> [Exercise input]:
= = =
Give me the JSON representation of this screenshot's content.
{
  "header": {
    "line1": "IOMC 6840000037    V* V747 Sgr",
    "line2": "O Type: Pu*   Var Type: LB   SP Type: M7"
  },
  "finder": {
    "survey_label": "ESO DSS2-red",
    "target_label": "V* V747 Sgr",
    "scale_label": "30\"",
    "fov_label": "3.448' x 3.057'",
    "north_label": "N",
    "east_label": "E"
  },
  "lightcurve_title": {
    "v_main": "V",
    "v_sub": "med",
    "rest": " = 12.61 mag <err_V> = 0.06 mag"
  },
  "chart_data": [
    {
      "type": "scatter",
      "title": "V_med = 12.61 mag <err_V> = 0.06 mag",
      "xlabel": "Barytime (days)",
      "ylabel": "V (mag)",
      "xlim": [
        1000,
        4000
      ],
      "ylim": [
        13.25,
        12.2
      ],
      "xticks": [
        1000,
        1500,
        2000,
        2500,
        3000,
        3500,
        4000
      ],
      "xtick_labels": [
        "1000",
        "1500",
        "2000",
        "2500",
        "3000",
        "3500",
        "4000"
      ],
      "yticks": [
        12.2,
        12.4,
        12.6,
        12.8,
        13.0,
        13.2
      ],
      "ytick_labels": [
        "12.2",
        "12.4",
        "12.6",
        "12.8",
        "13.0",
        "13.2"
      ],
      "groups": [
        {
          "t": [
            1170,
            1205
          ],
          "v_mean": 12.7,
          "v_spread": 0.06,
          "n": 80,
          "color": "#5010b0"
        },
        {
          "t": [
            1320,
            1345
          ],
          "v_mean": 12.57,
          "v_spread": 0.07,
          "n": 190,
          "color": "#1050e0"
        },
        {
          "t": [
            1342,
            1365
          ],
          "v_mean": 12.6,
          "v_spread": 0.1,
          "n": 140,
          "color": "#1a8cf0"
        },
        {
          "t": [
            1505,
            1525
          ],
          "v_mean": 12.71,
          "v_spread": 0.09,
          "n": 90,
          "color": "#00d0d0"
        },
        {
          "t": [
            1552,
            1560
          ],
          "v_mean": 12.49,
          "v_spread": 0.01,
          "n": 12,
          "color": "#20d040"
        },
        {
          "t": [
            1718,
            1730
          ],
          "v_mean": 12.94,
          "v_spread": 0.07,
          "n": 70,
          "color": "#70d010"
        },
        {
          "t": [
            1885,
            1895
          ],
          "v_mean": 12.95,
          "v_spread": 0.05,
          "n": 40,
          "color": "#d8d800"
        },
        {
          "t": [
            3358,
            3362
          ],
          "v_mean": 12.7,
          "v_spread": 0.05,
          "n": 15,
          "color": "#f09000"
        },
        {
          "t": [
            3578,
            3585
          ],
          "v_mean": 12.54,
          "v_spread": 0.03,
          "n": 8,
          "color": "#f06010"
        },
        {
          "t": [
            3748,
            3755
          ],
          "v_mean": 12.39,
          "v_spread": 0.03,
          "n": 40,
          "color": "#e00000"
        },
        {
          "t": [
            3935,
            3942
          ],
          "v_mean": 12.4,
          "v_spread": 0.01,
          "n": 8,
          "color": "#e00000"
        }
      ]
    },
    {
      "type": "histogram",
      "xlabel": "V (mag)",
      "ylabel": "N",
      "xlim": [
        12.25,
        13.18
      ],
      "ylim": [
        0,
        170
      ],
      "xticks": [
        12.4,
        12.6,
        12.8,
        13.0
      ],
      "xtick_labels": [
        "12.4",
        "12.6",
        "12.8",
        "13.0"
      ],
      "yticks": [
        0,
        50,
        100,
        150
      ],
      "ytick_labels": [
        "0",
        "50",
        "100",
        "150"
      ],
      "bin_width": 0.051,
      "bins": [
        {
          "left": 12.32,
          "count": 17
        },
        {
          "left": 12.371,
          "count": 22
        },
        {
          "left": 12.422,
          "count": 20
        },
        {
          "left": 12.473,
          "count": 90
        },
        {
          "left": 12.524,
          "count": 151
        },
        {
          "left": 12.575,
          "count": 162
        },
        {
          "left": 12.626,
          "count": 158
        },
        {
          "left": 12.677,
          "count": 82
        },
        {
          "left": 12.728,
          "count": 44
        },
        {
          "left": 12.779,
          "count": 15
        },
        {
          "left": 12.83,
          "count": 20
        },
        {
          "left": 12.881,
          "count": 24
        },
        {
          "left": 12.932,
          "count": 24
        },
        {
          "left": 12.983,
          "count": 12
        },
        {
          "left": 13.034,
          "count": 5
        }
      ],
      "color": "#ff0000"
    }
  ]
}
= = =
> [Your goal]: Please give back all of the records exactly as written.

> [The completed task]:
Give me the JSON representation of this screenshot's content.
{
  "header": {
    "line1": "IOMC 6840000037    V* V747 Sgr",
    "line2": "O Type: Pu*   Var Type: LB   SP Type: M7"
  },
  "finder": {
    "survey_label": "ESO DSS2-red",
    "target_label": "V* V747 Sgr",
    "scale_label": "30\"",
    "fov_label": "3.448' x 3.057'",
    "north_label": "N",
    "east_label": "E"
  },
  "lightcurve_title": {
    "v_main": "V",
    "v_sub": "med",
    "rest": " = 12.61 mag <err_V> = 0.06 mag"
  },
  "chart_data": [
    {
      "type": "scatter",
      "title": "V_med = 12.61 mag <err_V> = 0.06 mag",
      "xlabel": "Barytime (days)",
      "ylabel": "V (mag)",
      "xlim": [
        1000,
        4000
      ],
      "ylim": [
        13.25,
        12.2
      ],
      "xticks": [
        1000,
        1500,
        2000,
        2500,
        3000,
        3500,
        4000
      ],
      "xtick_labels": [
        "1000",
        "1500",
        "2000",
        "2500",
        "3000",
        "3500",
        "4000"
      ],
      "yticks": [
        12.2,
        12.4,
        12.6,
        12.8,
        13.0,
        13.2
      ],
      "ytick_labels": [
        "12.2",
        "12.4",
        "12.6",
        "12.8",
        "13.0",
        "13.2"
      ],
      "groups": [
        {
          "t": [
            1170,
            1205
          ],
          "v_mean": 12.7,
          "v_spread": 0.06,
          "n": 80,
          "color": "#5010b0"
        },
        {
          "t": [
            1320,
            1345
          ],
          "v_mean": 12.57,
          "v_spread": 0.07,
          "n": 190,
          "color": "#1050e0"
        },
        {
          "t": [
            1342,
            1365
          ],
          "v_mean": 12.6,
          "v_spread": 0.1,
          "n": 140,
          "color": "#1a8cf0"
        },
        {
          "t": [
            1505,
            1525
          ],
          "v_mean": 12.71,
          "v_spread": 0.09,
          "n": 90,
          "color": "#00d0d0"
        },
        {
          "t": [
            1552,
            1560
          ],
          "v_mean": 12.49,
          "v_spread": 0.01,
          "n": 12,
          "color": "#20d040"
        },
        {
          "t": [
            1718,
            1730
          ],
          "v_mean": 12.94,
          "v_spread": 0.07,
          "n": 70,
          "color": "#70d010"
        },
        {
          "t": [
            1885,
            1895
          ],
          "v_mean": 12.95,
          "v_spread": 0.05,
          "n": 40,
          "color": "#d8d800"
        },
        {
          "t": [
            3358,
            3362
          ],
          "v_mean": 12.7,
          "v_spread": 0.05,
          "n": 15,
          "color": "#f09000"
        },
        {
          "t": [
            3578,
            3585
          ],
          "v_mean": 12.54,
          "v_spread": 0.03,
          "n": 8,
          "color": "#f06010"
        },
        {
          "t": [
            3748,
            3755
          ],
          "v_mean": 12.39,
          "v_spread": 0.03,
          "n": 40,
          "color": "#e00000"
        },
        {
          "t": [
            3935,
            3942
          ],
          "v_mean": 12.4,
          "v_spread": 0.01,
          "n": 8,
          "color": "#e00000"
        }
      ]
    },
    {
      "type": "histogram",
      "xlabel": "V (mag)",
      "ylabel": "N",
      "xlim": [
        12.25,
        13.18
      ],
      "ylim": [
        0,
        170
      ],
      "xticks": [
        12.4,
        12.6,
        12.8,
        13.0
      ],
      "xtick_labels": [
        "12.4",
        "12.6",
        "12.8",
        "13.0"
      ],
      "yticks": [
        0,
        50,
        100,
        150
      ],
      "ytick_labels": [
        "0",
        "50",
        "100",
        "150"
      ],
      "bin_width": 0.051,
      "bins": [
        {
          "left": 12.32,
          "count": 17
        },
        {
          "left": 12.371,
          "count": 22
        },
        {
          "left": 12.422,
          "count": 20
        },
        {
          "left": 12.473,
          "count": 90
        },
        {
          "left": 12.524,
          "count": 151
        },
        {
          "left": 12.575,
          "count": 162
        },
        {
          "left": 12.626,
          "count": 158
        },
        {
          "left": 12.677,
          "count": 82
        },
        {
          "left": 12.728,
          "count": 44
        },
        {
          "left": 12.779,
          "count": 15
        },
        {
          "left": 12.83,
          "count": 20
        },
        {
          "left": 12.881,
          "count": 24
        },
        {
          "left": 12.932,
          "count": 24
        },
        {
          "left": 12.983,
          "count": 12
        },
        {
          "left": 13.034,
          "count": 5
        }
      ],
      "color": "#ff0000"
    }
  ]
}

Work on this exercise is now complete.